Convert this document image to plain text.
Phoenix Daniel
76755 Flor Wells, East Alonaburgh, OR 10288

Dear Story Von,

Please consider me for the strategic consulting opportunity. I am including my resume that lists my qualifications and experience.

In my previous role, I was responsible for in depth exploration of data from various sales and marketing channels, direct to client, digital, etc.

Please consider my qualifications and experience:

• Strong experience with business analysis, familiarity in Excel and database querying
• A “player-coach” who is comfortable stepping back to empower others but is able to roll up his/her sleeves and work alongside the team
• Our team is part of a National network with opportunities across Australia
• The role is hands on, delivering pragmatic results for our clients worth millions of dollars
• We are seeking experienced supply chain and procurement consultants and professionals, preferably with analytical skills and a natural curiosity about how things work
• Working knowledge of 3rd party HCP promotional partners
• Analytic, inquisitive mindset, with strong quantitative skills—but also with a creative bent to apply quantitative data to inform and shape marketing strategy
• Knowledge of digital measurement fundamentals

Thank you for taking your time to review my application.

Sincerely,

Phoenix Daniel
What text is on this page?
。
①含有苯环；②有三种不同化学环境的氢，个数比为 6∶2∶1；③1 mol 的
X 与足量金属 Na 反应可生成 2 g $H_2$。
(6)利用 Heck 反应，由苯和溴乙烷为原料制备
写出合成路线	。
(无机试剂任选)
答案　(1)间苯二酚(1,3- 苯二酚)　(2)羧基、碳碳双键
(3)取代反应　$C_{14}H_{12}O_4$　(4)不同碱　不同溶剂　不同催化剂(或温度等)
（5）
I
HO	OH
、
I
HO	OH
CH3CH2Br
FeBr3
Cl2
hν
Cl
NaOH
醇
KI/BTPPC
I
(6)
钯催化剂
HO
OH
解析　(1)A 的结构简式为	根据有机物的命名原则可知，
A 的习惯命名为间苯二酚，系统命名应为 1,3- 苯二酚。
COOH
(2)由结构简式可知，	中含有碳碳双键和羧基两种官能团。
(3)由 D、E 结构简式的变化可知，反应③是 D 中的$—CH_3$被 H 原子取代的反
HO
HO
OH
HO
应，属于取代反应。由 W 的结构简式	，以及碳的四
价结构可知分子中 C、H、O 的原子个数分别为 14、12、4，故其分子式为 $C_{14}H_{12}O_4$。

*Task instructions:*
Every line in the data above that contains "consider" needs to be copied.

*Solution to this problem:*
Please consider me for the strategic consulting opportunity. I am including my resume that lists my qualifications and experience.
Please consider my qualifications and experience:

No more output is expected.